| Brief |
What is needed here is an exact copy of every entry.

[Records that describe figures]

┄┄┄┄┄┄┄┄┄┄┄┄┄┄┄┄┄┄┄┄

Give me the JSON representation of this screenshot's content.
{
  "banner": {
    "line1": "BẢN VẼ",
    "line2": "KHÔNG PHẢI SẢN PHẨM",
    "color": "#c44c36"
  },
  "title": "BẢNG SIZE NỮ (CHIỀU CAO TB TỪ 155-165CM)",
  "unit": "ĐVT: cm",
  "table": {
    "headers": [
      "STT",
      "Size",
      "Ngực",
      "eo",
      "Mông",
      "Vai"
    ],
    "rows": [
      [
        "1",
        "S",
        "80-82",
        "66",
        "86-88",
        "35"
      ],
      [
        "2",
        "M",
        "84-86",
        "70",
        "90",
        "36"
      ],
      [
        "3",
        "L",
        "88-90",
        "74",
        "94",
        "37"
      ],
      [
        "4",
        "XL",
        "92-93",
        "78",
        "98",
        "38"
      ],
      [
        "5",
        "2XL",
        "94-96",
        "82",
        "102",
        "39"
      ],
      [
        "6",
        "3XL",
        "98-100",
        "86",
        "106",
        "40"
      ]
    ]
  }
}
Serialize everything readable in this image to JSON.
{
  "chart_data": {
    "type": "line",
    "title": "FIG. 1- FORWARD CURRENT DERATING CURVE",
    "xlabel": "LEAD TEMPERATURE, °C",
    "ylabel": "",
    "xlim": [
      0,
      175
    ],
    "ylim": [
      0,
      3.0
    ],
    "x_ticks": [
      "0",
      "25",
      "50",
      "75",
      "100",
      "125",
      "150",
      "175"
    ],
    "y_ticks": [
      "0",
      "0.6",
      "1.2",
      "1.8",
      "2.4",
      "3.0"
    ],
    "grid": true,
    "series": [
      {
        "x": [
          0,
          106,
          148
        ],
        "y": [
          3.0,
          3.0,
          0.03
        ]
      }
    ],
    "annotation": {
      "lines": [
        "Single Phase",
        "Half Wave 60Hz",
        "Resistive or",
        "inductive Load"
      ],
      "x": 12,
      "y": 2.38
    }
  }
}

┄┄┄┄┄┄┄┄┄┄┄┄┄┄┄┄┄┄┄┄

| Full solution |
Give me the JSON representation of this screenshot's content.
{
  "banner": {
    "line1": "BẢN VẼ",
    "line2": "KHÔNG PHẢI SẢN PHẨM",
    "color": "#c44c36"
  },
  "title": "BẢNG SIZE NỮ (CHIỀU CAO TB TỪ 155-165CM)",
  "unit": "ĐVT: cm",
  "table": {
    "headers": [
      "STT",
      "Size",
      "Ngực",
      "eo",
      "Mông",
      "Vai"
    ],
    "rows": [
      [
        "1",
        "S",
        "80-82",
        "66",
        "86-88",
        "35"
      ],
      [
        "2",
        "M",
        "84-86",
        "70",
        "90",
        "36"
      ],
      [
        "3",
        "L",
        "88-90",
        "74",
        "94",
        "37"
      ],
      [
        "4",
        "XL",
        "92-93",
        "78",
        "98",
        "38"
      ],
      [
        "5",
        "2XL",
        "94-96",
        "82",
        "102",
        "39"
      ],
      [
        "6",
        "3XL",
        "98-100",
        "86",
        "106",
        "40"
      ]
    ]
  }
}
Serialize everything readable in this image to JSON.
{
  "chart_data": {
    "type": "line",
    "title": "FIG. 1- FORWARD CURRENT DERATING CURVE",
    "xlabel": "LEAD TEMPERATURE, °C",
    "ylabel": "",
    "xlim": [
      0,
      175
    ],
    "ylim": [
      0,
      3.0
    ],
    "x_ticks": [
      "0",
      "25",
      "50",
      "75",
      "100",
      "125",
      "150",
      "175"
    ],
    "y_ticks": [
      "0",
      "0.6",
      "1.2",
      "1.8",
      "2.4",
      "3.0"
    ],
    "grid": true,
    "series": [
      {
        "x": [
          0,
          106,
          148
        ],
        "y": [
          3.0,
          3.0,
          0.03
        ]
      }
    ],
    "annotation": {
      "lines": [
        "Single Phase",
        "Half Wave 60Hz",
        "Resistive or",
        "inductive Load"
      ],
      "x": 12,
      "y": 2.38
    }
  }
}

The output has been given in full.